## Written instruction
Look through the lines below and state how many hold the word "type". Write only the number.

Dataset records on visual material
--- begin ---

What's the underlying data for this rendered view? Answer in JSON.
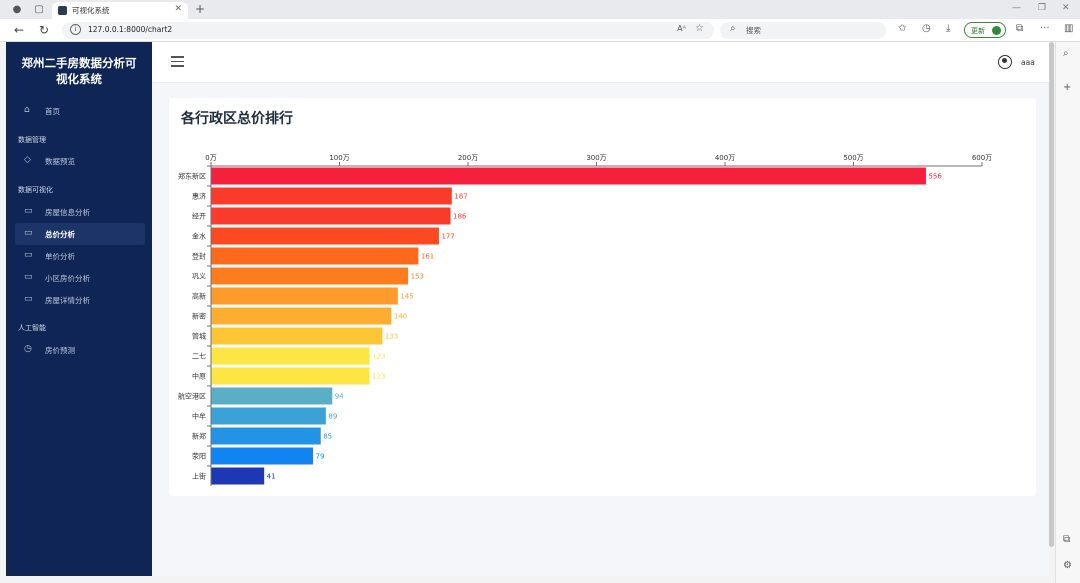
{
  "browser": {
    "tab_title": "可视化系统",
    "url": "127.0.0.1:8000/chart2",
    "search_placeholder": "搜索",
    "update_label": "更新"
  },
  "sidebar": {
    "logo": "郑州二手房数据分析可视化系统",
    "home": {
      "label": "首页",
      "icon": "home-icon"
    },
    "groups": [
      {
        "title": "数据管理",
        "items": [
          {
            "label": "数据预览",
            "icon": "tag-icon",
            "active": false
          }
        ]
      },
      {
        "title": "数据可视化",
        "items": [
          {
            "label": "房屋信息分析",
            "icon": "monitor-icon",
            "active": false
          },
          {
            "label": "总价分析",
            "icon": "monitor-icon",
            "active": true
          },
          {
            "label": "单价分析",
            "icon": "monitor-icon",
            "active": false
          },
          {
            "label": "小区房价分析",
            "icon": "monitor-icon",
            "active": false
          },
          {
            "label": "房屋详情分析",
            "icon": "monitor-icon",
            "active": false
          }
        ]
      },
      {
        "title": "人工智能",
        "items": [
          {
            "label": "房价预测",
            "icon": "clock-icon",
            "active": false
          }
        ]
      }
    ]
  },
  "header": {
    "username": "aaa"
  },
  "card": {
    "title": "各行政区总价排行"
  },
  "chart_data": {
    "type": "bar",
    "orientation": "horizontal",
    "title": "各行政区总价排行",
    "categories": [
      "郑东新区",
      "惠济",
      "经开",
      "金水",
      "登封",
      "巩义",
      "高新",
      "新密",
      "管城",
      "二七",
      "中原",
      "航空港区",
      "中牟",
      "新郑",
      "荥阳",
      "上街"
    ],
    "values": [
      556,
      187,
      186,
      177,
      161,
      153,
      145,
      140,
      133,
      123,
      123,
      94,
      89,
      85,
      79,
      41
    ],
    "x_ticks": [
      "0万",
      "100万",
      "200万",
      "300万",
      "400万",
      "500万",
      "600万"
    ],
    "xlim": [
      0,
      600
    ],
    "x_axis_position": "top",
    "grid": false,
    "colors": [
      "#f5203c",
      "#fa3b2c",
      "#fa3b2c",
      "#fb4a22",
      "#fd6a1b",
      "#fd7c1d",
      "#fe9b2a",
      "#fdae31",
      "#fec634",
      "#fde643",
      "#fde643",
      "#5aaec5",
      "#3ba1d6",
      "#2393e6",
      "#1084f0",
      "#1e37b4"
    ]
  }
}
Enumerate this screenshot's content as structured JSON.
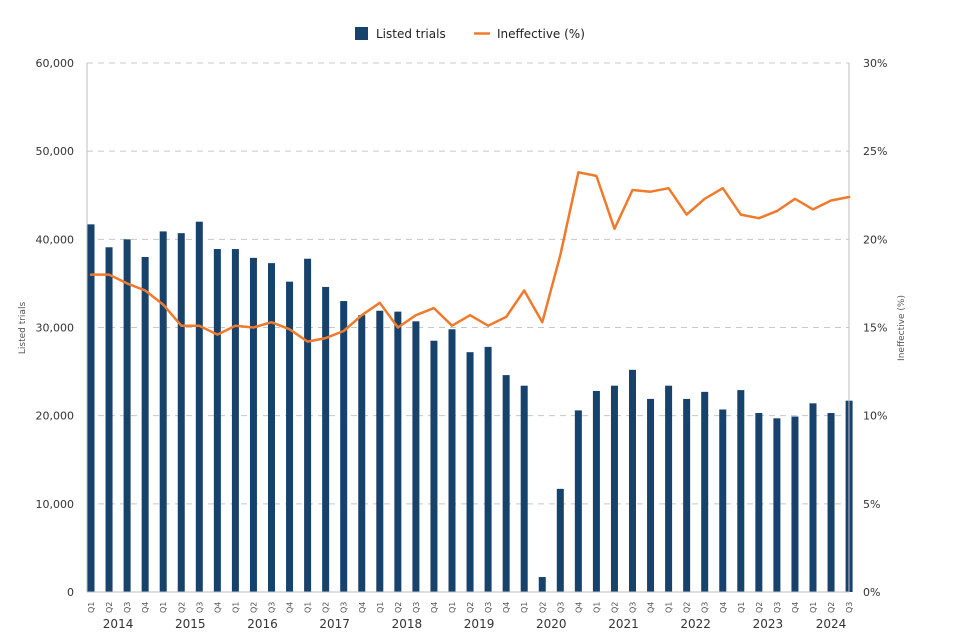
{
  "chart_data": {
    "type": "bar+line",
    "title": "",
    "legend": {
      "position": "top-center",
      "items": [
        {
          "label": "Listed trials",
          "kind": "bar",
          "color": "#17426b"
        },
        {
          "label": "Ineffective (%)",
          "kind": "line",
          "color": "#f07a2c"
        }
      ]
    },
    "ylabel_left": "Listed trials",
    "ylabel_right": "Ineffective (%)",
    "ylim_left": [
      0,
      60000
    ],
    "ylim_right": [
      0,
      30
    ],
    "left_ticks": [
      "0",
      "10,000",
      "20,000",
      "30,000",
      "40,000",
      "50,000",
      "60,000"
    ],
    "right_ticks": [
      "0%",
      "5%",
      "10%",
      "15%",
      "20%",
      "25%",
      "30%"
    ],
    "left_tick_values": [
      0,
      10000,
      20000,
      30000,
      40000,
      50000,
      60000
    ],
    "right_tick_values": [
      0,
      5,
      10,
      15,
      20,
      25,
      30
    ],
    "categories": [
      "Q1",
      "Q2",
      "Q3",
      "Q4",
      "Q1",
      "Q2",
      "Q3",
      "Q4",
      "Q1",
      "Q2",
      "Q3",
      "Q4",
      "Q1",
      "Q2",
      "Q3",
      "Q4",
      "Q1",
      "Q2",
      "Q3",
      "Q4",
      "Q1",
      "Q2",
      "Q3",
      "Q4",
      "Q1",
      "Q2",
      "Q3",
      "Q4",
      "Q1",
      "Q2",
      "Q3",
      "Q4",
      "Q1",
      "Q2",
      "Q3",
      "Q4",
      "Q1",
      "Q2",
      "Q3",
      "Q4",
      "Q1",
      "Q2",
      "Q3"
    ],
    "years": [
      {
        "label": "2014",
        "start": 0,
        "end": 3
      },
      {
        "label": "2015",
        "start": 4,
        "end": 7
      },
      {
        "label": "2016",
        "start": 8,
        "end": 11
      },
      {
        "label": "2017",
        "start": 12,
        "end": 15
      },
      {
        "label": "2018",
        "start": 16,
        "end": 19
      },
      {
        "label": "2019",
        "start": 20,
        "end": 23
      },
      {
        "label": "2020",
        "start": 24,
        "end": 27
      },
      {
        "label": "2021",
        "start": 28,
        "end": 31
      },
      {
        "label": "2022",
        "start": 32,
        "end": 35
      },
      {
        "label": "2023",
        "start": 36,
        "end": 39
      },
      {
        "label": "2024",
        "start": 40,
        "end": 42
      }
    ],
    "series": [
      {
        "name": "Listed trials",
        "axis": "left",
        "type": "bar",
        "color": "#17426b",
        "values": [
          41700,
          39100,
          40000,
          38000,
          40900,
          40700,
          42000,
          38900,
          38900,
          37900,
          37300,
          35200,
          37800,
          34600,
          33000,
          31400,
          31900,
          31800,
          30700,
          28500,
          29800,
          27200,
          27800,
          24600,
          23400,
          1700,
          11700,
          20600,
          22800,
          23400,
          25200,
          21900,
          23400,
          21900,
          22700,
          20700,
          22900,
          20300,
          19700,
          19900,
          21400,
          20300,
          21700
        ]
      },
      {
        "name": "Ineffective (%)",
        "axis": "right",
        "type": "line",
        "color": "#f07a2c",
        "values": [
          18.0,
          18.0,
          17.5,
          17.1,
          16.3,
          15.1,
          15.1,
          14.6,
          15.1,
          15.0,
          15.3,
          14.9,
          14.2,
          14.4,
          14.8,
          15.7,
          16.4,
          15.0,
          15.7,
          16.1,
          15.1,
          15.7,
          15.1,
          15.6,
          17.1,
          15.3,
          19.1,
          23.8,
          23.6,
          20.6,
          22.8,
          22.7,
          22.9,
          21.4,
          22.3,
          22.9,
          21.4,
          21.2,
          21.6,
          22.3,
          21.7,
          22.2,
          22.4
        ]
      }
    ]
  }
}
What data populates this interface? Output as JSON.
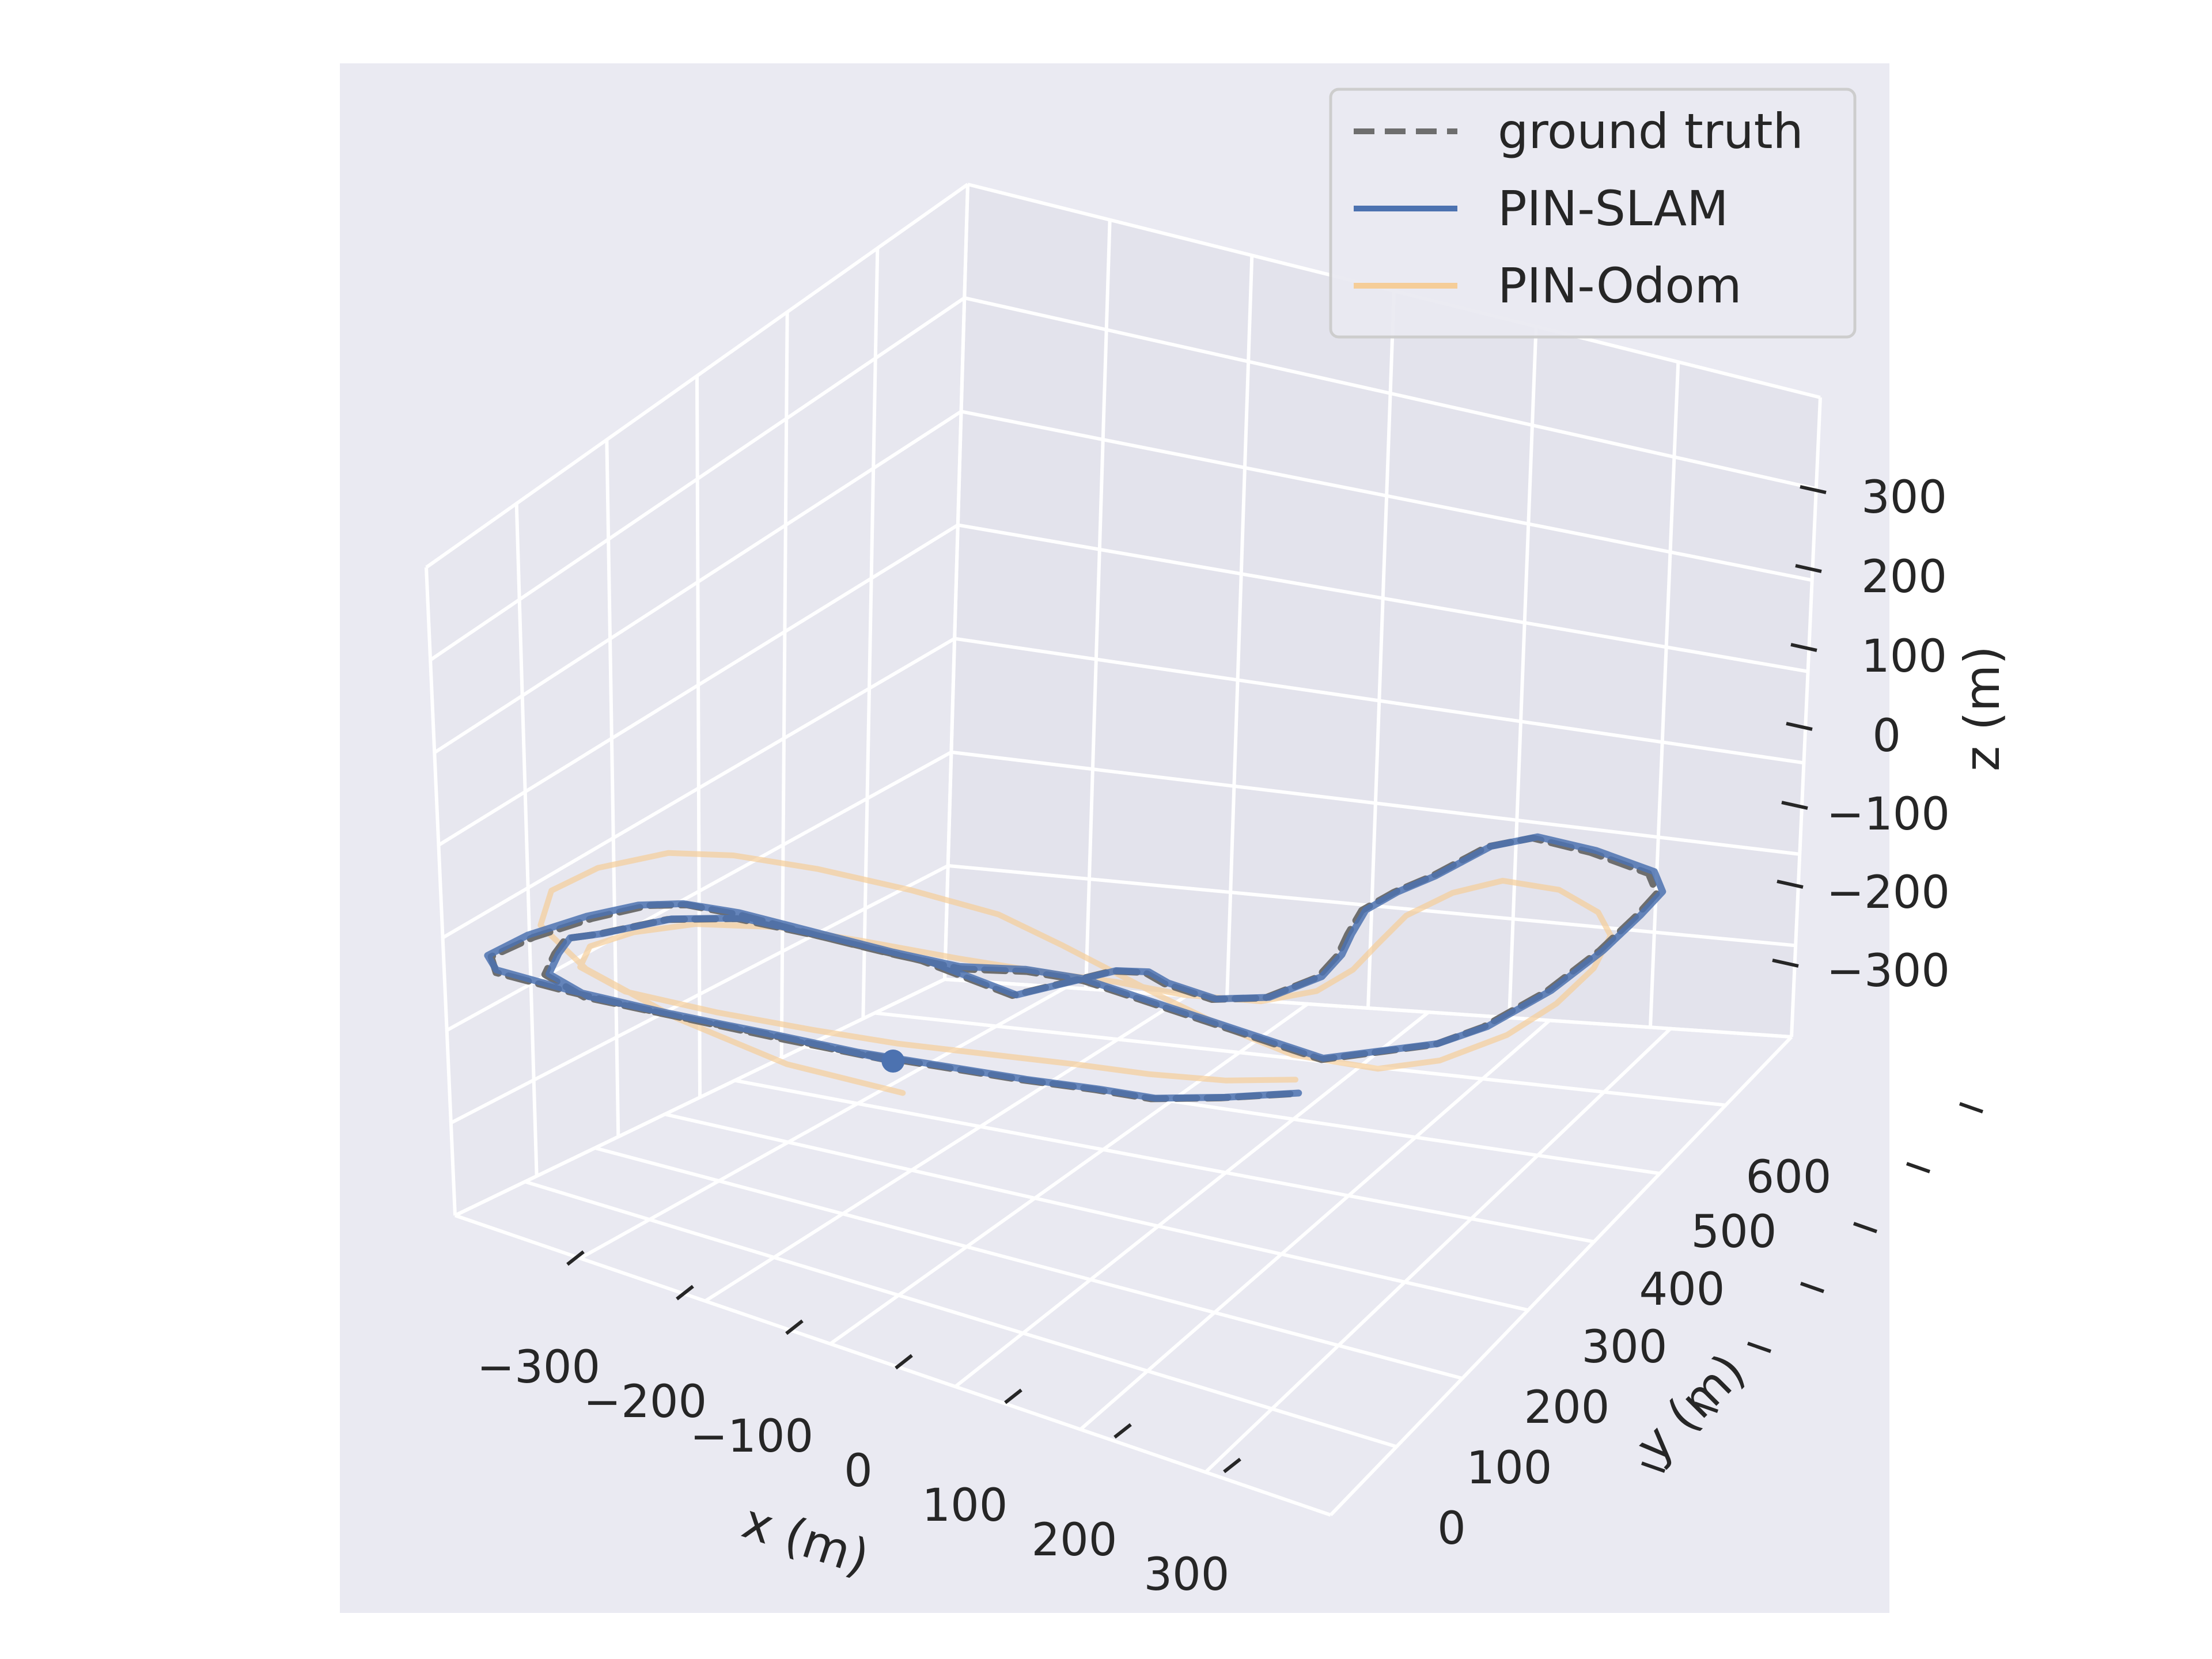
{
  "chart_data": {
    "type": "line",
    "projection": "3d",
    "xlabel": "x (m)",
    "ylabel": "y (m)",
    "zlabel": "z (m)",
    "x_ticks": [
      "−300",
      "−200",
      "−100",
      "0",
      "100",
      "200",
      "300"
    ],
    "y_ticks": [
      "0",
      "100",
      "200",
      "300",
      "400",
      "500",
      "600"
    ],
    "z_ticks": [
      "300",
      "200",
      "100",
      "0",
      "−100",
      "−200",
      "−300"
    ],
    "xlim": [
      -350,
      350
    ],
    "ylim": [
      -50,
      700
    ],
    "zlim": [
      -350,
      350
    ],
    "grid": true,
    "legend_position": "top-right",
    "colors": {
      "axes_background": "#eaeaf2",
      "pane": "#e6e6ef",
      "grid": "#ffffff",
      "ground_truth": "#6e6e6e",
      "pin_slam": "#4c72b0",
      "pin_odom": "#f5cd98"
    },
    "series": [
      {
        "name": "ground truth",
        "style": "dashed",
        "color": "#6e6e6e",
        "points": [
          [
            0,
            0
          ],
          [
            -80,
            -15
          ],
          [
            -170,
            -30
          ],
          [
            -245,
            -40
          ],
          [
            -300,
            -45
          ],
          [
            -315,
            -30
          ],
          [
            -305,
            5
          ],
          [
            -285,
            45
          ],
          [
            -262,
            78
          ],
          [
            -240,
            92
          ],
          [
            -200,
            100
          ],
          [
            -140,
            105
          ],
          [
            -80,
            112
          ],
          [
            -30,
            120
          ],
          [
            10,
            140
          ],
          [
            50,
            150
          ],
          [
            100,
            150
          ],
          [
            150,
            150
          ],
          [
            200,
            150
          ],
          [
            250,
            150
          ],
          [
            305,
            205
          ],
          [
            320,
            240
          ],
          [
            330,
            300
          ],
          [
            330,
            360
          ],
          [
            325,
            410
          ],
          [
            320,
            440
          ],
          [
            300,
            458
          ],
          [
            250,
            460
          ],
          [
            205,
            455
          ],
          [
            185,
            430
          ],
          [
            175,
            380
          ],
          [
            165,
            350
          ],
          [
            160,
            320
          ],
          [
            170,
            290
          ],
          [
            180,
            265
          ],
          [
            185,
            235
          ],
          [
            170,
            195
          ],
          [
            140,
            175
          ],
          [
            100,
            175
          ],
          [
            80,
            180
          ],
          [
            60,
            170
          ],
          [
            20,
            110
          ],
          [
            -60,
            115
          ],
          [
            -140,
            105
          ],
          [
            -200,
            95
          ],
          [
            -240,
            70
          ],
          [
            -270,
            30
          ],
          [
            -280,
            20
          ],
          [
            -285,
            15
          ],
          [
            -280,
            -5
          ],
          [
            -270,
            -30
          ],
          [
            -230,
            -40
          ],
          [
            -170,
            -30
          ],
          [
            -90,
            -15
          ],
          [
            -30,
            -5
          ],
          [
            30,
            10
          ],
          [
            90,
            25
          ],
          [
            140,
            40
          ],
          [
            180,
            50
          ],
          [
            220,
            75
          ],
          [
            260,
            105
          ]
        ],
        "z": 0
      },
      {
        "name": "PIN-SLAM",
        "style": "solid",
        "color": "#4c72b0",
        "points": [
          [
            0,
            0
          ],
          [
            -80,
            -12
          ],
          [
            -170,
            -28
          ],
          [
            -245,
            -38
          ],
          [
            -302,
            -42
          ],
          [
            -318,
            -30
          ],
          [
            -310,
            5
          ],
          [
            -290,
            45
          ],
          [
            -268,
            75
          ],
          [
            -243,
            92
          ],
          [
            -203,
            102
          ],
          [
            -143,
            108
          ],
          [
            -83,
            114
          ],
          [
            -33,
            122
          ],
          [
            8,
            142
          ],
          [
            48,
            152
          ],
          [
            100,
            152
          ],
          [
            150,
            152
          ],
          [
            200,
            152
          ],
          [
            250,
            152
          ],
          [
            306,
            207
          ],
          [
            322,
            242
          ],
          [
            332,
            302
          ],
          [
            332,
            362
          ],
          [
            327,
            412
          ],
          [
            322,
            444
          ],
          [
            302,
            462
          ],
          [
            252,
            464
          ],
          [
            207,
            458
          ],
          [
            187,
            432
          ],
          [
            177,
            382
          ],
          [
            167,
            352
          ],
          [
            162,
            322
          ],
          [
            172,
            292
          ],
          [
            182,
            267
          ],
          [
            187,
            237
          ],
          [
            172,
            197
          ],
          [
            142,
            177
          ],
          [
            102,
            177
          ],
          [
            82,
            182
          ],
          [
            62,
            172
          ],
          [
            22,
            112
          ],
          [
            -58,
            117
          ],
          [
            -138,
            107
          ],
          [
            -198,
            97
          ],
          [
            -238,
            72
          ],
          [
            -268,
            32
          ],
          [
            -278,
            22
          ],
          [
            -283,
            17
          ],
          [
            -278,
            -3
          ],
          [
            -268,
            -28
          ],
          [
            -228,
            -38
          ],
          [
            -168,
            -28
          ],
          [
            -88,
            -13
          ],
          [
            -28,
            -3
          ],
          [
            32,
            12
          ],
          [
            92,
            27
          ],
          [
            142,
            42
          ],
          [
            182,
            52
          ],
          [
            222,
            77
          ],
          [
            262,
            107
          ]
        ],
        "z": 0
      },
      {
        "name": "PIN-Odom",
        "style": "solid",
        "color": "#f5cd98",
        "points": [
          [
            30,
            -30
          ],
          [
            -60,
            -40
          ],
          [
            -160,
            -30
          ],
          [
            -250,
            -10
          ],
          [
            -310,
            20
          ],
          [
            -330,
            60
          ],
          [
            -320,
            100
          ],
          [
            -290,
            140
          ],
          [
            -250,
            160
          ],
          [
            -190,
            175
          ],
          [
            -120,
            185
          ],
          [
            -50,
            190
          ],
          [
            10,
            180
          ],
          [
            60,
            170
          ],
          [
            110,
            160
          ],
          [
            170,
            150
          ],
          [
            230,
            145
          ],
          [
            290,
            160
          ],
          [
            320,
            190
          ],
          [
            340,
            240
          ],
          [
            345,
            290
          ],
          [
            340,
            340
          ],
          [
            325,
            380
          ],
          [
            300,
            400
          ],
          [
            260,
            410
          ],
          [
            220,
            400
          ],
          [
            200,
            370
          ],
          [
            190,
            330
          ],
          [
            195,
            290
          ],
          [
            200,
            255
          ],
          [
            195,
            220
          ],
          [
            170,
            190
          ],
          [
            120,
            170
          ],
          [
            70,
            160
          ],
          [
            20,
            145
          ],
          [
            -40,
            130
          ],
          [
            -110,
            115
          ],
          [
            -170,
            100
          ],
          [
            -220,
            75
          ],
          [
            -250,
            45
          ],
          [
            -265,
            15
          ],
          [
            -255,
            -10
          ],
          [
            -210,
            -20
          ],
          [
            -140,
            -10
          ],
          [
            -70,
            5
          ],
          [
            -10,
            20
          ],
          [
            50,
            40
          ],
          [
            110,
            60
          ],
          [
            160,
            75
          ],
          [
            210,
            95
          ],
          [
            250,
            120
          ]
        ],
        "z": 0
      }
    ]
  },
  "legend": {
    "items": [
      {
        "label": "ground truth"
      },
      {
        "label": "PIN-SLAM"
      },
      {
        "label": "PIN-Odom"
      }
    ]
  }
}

--- end ---

## Written reply
5